Data shown
┄┄┄┄┄┄┄┄┄┄┄┄┄┄┄┄┄┄┄┄

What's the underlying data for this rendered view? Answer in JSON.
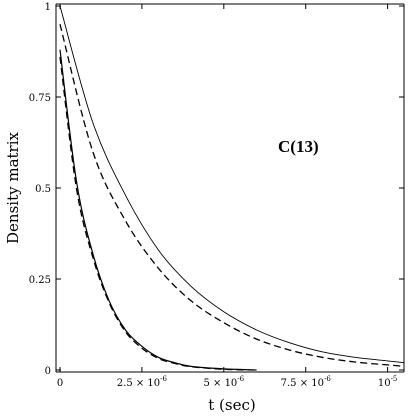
{
  "chart_data": {
    "type": "line",
    "title": "",
    "annotation": "C(13)",
    "xlabel": "t (sec)",
    "ylabel": "Density matrix",
    "xlim": [
      0,
      1.05e-05
    ],
    "ylim": [
      0,
      1
    ],
    "grid": false,
    "legend": "none",
    "x_ticks": [
      {
        "value": 0,
        "mantissa": "0",
        "exponent": ""
      },
      {
        "value": 2.5e-06,
        "mantissa": "2.5 × 10",
        "exponent": "-6"
      },
      {
        "value": 5e-06,
        "mantissa": "5 × 10",
        "exponent": "-6"
      },
      {
        "value": 7.5e-06,
        "mantissa": "7.5 × 10",
        "exponent": "-6"
      },
      {
        "value": 1e-05,
        "mantissa": "10",
        "exponent": "-5"
      }
    ],
    "y_ticks": [
      {
        "value": 0,
        "label": "0"
      },
      {
        "value": 0.25,
        "label": "0.25"
      },
      {
        "value": 0.5,
        "label": "0.5"
      },
      {
        "value": 0.75,
        "label": "0.75"
      },
      {
        "value": 1,
        "label": "1"
      }
    ],
    "series": [
      {
        "style": "solid",
        "x": [
          0,
          1e-06,
          2e-06,
          3e-06,
          4e-06,
          5e-06,
          6e-06,
          7e-06,
          8e-06,
          9e-06,
          1e-05,
          1.05e-05
        ],
        "values": [
          1.0,
          0.68,
          0.48,
          0.33,
          0.23,
          0.16,
          0.11,
          0.075,
          0.05,
          0.035,
          0.025,
          0.02
        ]
      },
      {
        "style": "dashed",
        "x": [
          0,
          1e-06,
          2e-06,
          3e-06,
          4e-06,
          5e-06,
          6e-06,
          7e-06,
          8e-06,
          9e-06,
          1e-05,
          1.05e-05
        ],
        "values": [
          0.95,
          0.6,
          0.41,
          0.28,
          0.19,
          0.13,
          0.085,
          0.055,
          0.035,
          0.022,
          0.014,
          0.01
        ]
      },
      {
        "style": "solid",
        "x": [
          0,
          5e-07,
          1e-06,
          1.5e-06,
          2e-06,
          2.5e-06,
          3e-06,
          3.5e-06,
          4e-06,
          5e-06,
          6e-06
        ],
        "values": [
          0.88,
          0.52,
          0.32,
          0.19,
          0.11,
          0.065,
          0.035,
          0.02,
          0.01,
          0.003,
          0.0
        ]
      },
      {
        "style": "dashed",
        "x": [
          0,
          5e-07,
          1e-06,
          1.5e-06,
          2e-06,
          2.5e-06,
          3e-06,
          3.5e-06,
          4e-06,
          5e-06,
          6e-06
        ],
        "values": [
          0.86,
          0.5,
          0.31,
          0.185,
          0.105,
          0.06,
          0.032,
          0.018,
          0.009,
          0.002,
          0.0
        ]
      }
    ]
  }
}
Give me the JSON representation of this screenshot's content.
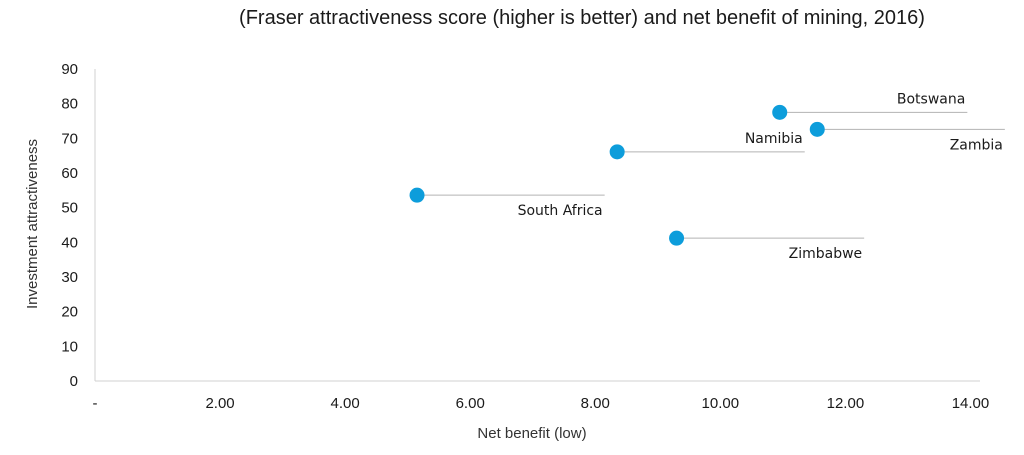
{
  "chart_data": {
    "type": "scatter",
    "title": "(Fraser attractiveness score (higher is better) and net benefit of mining, 2016)",
    "xlabel": "Net benefit (low)",
    "ylabel": "Investment attractiveness",
    "xlim": [
      0,
      15
    ],
    "ylim": [
      0,
      90
    ],
    "x_ticks": [
      "-",
      "2.00",
      "4.00",
      "6.00",
      "8.00",
      "10.00",
      "12.00",
      "14.00"
    ],
    "y_ticks": [
      "0",
      "10",
      "20",
      "30",
      "40",
      "50",
      "60",
      "70",
      "80",
      "90"
    ],
    "grid": false,
    "point_color": "#0d9ddb",
    "leader_color": "#b3b3b3",
    "points": [
      {
        "name": "South Africa",
        "x": 5.15,
        "y": 53.6,
        "label_side": "below"
      },
      {
        "name": "Namibia",
        "x": 8.35,
        "y": 66.1,
        "label_side": "above"
      },
      {
        "name": "Zimbabwe",
        "x": 9.3,
        "y": 41.2,
        "label_side": "below"
      },
      {
        "name": "Botswana",
        "x": 10.95,
        "y": 77.5,
        "label_side": "above"
      },
      {
        "name": "Zambia",
        "x": 11.55,
        "y": 72.6,
        "label_side": "below"
      }
    ]
  }
}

┄┄┄┄┄┄┄┄┄┄┄┄┄┄┄┄┄┄┄┄

Give the entries again word for word, but skip the pictures.

Exercise output
What's the underlying data for this rendered view? Answer in JSON.
{
  "chart_data": {
    "type": "line",
    "title": "",
    "annotation": "C(13)",
    "xlabel": "t (sec)",
    "ylabel": "Density matrix",
    "xlim": [
      0,
      1.05e-05
    ],
    "ylim": [
      0,
      1
    ],
    "grid": false,
    "legend": "none",
    "x_ticks": [
      {
        "value": 0,
        "mantissa": "0",
        "exponent": ""
      },
      {
        "value": 2.5e-06,
        "mantissa": "2.5 × 10",
        "exponent": "-6"
      },
      {
        "value": 5e-06,
        "mantissa": "5 × 10",
        "exponent": "-6"
      },
      {
        "value": 7.5e-06,
        "mantissa": "7.5 × 10",
        "exponent": "-6"
      },
      {
        "value": 1e-05,
        "mantissa": "10",
        "exponent": "-5"
      }
    ],
    "y_ticks": [
      {
        "value": 0,
        "label": "0"
      },
      {
        "value": 0.25,
        "label": "0.25"
      },
      {
        "value": 0.5,
        "label": "0.5"
      },
      {
        "value": 0.75,
        "label": "0.75"
      },
      {
        "value": 1,
        "label": "1"
      }
    ],
    "series": [
      {
        "style": "solid",
        "x": [
          0,
          1e-06,
          2e-06,
          3e-06,
          4e-06,
          5e-06,
          6e-06,
          7e-06,
          8e-06,
          9e-06,
          1e-05,
          1.05e-05
        ],
        "values": [
          1.0,
          0.68,
          0.48,
          0.33,
          0.23,
          0.16,
          0.11,
          0.075,
          0.05,
          0.035,
          0.025,
          0.02
        ]
      },
      {
        "style": "dashed",
        "x": [
          0,
          1e-06,
          2e-06,
          3e-06,
          4e-06,
          5e-06,
          6e-06,
          7e-06,
          8e-06,
          9e-06,
          1e-05,
          1.05e-05
        ],
        "values": [
          0.95,
          0.6,
          0.41,
          0.28,
          0.19,
          0.13,
          0.085,
          0.055,
          0.035,
          0.022,
          0.014,
          0.01
        ]
      },
      {
        "style": "solid",
        "x": [
          0,
          5e-07,
          1e-06,
          1.5e-06,
          2e-06,
          2.5e-06,
          3e-06,
          3.5e-06,
          4e-06,
          5e-06,
          6e-06
        ],
        "values": [
          0.88,
          0.52,
          0.32,
          0.19,
          0.11,
          0.065,
          0.035,
          0.02,
          0.01,
          0.003,
          0.0
        ]
      },
      {
        "style": "dashed",
        "x": [
          0,
          5e-07,
          1e-06,
          1.5e-06,
          2e-06,
          2.5e-06,
          3e-06,
          3.5e-06,
          4e-06,
          5e-06,
          6e-06
        ],
        "values": [
          0.86,
          0.5,
          0.31,
          0.185,
          0.105,
          0.06,
          0.032,
          0.018,
          0.009,
          0.002,
          0.0
        ]
      }
    ]
  }
}
Give me the JSON representation of this screenshot's content.
{
  "chart_data": {
    "type": "scatter",
    "title": "(Fraser attractiveness score (higher is better) and net benefit of mining, 2016)",
    "xlabel": "Net benefit (low)",
    "ylabel": "Investment attractiveness",
    "xlim": [
      0,
      15
    ],
    "ylim": [
      0,
      90
    ],
    "x_ticks": [
      "-",
      "2.00",
      "4.00",
      "6.00",
      "8.00",
      "10.00",
      "12.00",
      "14.00"
    ],
    "y_ticks": [
      "0",
      "10",
      "20",
      "30",
      "40",
      "50",
      "60",
      "70",
      "80",
      "90"
    ],
    "grid": false,
    "point_color": "#0d9ddb",
    "leader_color": "#b3b3b3",
    "points": [
      {
        "name": "South Africa",
        "x": 5.15,
        "y": 53.6,
        "label_side": "below"
      },
      {
        "name": "Namibia",
        "x": 8.35,
        "y": 66.1,
        "label_side": "above"
      },
      {
        "name": "Zimbabwe",
        "x": 9.3,
        "y": 41.2,
        "label_side": "below"
      },
      {
        "name": "Botswana",
        "x": 10.95,
        "y": 77.5,
        "label_side": "above"
      },
      {
        "name": "Zambia",
        "x": 11.55,
        "y": 72.6,
        "label_side": "below"
      }
    ]
  }
}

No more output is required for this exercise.